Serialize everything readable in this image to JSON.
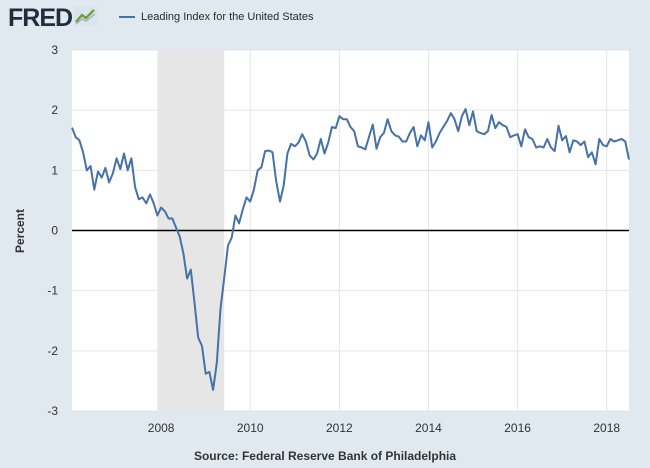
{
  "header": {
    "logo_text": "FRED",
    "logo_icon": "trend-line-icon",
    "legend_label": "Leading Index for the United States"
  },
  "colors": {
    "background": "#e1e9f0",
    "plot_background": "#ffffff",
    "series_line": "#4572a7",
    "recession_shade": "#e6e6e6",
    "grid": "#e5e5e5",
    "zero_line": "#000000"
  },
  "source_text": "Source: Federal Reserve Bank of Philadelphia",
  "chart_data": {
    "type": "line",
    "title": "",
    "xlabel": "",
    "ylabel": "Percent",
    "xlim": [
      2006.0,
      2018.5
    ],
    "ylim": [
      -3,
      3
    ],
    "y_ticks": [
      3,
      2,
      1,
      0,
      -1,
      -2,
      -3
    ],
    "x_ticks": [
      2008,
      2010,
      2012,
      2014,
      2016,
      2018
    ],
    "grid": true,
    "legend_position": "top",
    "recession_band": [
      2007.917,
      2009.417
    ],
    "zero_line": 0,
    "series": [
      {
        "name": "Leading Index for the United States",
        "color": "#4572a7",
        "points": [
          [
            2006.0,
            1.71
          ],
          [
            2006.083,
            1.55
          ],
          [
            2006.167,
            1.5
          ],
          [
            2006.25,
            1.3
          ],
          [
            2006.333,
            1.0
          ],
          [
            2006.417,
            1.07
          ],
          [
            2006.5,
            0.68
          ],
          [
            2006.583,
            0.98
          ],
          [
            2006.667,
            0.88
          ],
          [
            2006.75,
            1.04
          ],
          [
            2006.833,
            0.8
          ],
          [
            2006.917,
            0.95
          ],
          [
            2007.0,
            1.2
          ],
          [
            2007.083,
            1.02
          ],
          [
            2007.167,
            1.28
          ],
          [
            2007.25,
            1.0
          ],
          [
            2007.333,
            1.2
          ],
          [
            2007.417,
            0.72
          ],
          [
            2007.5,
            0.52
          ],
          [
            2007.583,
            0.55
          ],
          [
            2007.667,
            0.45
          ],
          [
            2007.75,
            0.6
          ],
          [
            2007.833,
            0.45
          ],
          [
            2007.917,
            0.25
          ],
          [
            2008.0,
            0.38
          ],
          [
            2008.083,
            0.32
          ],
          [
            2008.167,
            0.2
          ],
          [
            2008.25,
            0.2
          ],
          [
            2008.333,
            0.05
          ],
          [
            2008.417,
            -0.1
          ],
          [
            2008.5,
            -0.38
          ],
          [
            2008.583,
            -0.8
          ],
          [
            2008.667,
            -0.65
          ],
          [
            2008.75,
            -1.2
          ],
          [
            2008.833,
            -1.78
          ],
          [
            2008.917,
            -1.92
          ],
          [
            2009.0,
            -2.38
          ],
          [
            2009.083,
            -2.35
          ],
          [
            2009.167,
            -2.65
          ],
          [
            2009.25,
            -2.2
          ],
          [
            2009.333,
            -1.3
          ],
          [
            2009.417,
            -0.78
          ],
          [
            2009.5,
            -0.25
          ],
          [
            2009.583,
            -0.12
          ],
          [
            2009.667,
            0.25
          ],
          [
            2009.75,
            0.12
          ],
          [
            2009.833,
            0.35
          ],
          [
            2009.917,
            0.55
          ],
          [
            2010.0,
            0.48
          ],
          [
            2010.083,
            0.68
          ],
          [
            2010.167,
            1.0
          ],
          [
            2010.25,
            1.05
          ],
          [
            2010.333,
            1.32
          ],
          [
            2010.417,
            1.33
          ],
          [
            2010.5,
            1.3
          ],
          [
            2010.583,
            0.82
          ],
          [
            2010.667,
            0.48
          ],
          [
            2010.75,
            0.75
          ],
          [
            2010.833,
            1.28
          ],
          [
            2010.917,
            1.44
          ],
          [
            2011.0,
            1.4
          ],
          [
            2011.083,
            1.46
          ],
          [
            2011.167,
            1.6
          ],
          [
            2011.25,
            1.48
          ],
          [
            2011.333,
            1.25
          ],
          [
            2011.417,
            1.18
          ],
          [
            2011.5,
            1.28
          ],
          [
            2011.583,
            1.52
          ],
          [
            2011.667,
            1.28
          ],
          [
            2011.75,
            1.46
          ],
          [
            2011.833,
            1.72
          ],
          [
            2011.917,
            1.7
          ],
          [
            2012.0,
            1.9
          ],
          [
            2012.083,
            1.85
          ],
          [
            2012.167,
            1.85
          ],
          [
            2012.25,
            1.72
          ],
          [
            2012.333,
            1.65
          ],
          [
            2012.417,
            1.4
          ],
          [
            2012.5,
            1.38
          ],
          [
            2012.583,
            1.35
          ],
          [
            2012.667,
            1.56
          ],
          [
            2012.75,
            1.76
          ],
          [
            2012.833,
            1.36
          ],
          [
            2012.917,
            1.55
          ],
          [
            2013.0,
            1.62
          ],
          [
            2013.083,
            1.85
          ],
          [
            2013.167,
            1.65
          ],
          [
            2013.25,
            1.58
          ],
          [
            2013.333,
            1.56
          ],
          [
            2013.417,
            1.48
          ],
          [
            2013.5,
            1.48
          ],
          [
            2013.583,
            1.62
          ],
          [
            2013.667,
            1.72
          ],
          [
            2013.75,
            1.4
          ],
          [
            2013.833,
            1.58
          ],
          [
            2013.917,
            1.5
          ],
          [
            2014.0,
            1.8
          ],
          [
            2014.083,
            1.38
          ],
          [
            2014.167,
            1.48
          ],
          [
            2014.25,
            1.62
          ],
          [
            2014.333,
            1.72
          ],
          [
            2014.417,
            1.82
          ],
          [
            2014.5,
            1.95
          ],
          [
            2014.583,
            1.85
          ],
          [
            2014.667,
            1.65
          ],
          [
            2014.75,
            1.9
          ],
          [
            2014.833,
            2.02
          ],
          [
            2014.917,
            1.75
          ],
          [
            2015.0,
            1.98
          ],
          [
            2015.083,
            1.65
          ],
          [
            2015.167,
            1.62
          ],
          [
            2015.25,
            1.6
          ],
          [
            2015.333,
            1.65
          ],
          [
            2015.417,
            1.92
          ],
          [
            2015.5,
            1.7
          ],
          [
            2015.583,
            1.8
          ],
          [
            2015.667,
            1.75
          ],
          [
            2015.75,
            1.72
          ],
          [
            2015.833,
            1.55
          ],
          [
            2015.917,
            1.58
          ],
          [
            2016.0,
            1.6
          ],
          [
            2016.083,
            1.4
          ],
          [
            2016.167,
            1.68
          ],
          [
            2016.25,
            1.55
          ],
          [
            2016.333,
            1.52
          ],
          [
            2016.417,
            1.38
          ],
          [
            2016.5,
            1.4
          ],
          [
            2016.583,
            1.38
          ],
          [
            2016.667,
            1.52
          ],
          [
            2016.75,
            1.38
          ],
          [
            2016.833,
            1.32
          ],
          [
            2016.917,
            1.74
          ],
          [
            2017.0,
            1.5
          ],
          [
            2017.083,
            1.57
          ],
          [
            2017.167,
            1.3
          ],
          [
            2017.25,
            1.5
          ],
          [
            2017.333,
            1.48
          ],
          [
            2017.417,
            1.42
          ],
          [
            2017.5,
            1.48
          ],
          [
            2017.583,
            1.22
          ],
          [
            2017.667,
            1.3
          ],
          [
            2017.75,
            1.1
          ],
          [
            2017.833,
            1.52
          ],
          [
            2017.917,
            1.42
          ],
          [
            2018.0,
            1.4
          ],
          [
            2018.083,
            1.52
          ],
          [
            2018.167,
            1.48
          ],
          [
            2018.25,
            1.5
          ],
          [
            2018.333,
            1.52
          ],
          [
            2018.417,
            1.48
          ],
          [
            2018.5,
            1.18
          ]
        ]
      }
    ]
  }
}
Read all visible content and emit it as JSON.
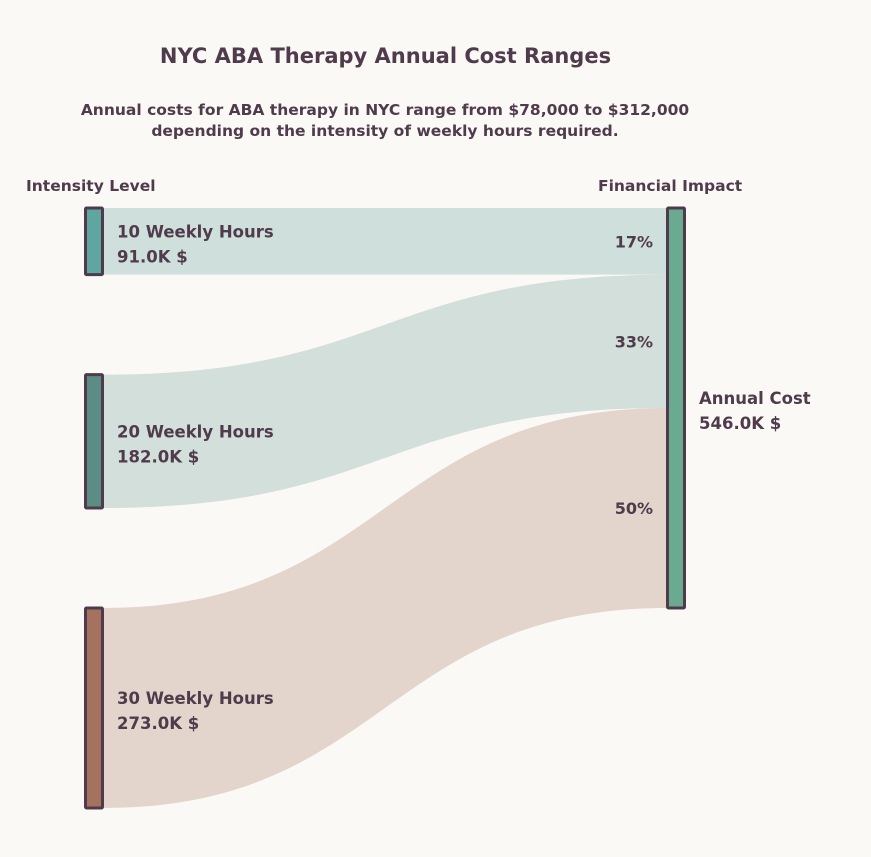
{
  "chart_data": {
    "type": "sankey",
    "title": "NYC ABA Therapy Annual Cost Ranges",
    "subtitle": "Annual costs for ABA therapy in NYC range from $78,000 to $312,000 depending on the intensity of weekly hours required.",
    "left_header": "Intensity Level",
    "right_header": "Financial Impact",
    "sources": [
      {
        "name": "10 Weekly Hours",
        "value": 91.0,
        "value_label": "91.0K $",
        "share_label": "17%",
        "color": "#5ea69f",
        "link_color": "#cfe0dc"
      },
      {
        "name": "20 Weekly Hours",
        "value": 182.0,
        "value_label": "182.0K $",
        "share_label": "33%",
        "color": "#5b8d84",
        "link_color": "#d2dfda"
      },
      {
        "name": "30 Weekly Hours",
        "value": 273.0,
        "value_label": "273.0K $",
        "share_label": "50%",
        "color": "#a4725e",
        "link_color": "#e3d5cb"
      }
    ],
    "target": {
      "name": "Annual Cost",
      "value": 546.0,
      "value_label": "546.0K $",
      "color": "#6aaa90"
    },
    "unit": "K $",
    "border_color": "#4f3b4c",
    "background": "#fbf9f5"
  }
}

◆ ◆ ◆

▸ **Aim**: Pull out every line of the entries that includes the word "JSON".

▸ **Exercise solution**:
Serialize everything readable in this image to JSON.
Read all visible content and emit it as JSON.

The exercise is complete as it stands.